▶ **WORK TO COMPLETE**:
Within this material, how many lines have the string "называются" in them? The answer is a number, with nothing added.

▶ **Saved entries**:
☆ ☆ ☆ ☆ ☆ ☆ ☆
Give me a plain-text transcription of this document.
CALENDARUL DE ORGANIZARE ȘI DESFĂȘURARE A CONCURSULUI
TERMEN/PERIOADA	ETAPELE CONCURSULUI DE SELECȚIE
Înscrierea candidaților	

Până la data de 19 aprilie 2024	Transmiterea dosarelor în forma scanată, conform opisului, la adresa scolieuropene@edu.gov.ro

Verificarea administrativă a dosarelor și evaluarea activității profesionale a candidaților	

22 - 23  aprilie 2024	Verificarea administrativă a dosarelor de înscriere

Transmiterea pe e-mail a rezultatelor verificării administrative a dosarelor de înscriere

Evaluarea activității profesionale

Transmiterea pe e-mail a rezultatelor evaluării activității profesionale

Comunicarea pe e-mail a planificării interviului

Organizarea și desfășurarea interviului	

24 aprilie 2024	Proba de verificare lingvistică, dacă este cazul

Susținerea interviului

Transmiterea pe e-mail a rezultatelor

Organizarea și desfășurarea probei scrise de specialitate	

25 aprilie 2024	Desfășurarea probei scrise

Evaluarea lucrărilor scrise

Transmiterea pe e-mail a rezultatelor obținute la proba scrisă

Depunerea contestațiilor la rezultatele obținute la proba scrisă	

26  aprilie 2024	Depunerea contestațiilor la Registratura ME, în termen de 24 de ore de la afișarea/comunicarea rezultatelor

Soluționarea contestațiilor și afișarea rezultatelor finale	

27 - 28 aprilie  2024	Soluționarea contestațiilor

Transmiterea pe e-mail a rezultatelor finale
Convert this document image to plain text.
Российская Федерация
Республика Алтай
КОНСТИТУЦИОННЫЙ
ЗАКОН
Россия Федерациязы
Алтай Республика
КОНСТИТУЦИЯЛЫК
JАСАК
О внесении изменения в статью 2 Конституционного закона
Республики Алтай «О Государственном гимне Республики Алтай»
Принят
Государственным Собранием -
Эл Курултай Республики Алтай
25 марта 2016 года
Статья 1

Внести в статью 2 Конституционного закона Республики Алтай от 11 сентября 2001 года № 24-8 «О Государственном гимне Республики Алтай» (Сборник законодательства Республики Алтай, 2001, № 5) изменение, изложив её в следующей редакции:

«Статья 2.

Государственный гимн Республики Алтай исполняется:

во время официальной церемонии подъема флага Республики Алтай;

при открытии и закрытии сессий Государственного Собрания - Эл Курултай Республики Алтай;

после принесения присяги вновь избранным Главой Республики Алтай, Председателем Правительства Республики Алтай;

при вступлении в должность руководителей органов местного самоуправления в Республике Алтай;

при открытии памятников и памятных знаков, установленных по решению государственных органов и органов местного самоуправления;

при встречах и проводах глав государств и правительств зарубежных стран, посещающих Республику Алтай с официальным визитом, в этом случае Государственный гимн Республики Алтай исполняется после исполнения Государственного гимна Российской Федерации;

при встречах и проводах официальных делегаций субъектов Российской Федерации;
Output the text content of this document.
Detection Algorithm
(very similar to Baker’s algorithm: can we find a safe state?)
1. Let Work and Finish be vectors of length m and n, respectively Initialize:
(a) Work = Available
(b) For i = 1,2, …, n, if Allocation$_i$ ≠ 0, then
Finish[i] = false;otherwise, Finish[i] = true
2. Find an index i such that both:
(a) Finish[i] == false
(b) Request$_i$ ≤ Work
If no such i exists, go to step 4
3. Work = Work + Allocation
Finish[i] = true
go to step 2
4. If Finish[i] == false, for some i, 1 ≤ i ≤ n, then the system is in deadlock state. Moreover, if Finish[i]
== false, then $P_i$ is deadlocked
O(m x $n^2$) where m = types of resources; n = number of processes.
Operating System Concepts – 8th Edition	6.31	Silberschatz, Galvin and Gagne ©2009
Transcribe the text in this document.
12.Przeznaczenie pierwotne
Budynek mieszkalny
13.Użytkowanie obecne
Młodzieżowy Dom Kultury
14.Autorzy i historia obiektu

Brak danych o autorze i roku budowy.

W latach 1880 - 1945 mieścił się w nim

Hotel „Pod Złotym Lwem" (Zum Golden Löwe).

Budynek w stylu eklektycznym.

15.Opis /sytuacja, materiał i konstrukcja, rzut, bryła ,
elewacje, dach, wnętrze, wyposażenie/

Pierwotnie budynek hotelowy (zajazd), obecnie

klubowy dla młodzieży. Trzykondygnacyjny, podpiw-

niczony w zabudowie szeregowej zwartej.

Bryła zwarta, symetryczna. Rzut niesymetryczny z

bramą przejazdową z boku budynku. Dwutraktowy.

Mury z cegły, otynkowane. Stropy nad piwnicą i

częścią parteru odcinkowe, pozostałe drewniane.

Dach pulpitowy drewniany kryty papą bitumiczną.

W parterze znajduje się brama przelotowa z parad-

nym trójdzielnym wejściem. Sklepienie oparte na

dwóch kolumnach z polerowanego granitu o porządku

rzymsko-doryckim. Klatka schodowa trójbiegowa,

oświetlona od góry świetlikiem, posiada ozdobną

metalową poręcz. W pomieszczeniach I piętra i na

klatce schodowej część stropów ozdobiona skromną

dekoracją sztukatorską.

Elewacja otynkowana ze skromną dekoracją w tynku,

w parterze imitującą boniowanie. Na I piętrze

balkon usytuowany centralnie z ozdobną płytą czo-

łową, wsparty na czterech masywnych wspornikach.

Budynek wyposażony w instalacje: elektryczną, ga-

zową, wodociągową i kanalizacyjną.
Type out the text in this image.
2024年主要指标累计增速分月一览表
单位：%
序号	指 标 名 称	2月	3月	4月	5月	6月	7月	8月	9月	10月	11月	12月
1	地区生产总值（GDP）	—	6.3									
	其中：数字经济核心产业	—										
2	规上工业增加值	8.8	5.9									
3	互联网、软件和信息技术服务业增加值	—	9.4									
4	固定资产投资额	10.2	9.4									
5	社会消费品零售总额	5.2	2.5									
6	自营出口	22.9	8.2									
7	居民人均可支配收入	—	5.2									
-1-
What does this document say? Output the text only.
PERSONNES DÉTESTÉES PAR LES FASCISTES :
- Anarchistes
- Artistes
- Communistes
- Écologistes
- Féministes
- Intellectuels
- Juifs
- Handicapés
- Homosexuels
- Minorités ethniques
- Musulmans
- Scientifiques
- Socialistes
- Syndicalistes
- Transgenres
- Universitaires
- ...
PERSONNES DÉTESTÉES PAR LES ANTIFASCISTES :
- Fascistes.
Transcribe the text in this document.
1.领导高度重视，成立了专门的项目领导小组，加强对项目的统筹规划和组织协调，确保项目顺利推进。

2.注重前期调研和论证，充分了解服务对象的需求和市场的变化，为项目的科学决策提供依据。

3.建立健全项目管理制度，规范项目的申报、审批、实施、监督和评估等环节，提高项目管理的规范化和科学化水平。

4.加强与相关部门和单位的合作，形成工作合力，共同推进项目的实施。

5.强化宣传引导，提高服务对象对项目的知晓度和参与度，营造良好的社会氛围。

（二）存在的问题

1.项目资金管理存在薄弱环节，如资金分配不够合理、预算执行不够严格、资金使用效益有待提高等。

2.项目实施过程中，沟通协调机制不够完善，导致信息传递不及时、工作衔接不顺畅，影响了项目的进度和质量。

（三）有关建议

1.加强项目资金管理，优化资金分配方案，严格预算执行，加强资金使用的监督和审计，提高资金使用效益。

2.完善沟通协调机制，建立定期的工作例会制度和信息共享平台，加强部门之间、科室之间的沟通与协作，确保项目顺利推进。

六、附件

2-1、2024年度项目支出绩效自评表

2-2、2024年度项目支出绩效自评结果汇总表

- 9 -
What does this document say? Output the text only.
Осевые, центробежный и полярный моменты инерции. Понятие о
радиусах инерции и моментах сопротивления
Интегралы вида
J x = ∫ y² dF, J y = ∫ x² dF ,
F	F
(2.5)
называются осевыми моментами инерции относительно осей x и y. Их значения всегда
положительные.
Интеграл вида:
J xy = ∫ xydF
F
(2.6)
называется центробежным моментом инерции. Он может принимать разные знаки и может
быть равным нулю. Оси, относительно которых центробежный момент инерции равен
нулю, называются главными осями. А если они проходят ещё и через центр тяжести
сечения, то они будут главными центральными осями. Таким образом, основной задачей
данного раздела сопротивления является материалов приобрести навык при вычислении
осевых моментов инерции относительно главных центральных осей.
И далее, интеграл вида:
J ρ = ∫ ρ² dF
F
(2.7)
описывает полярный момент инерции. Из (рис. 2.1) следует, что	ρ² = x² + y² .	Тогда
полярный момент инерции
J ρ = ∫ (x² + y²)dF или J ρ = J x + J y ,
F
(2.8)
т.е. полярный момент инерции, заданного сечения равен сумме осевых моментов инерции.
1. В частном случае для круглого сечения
☆ ☆ ☆ ☆ ☆ ☆ ☆
▶ **THE OUTPUT**:
2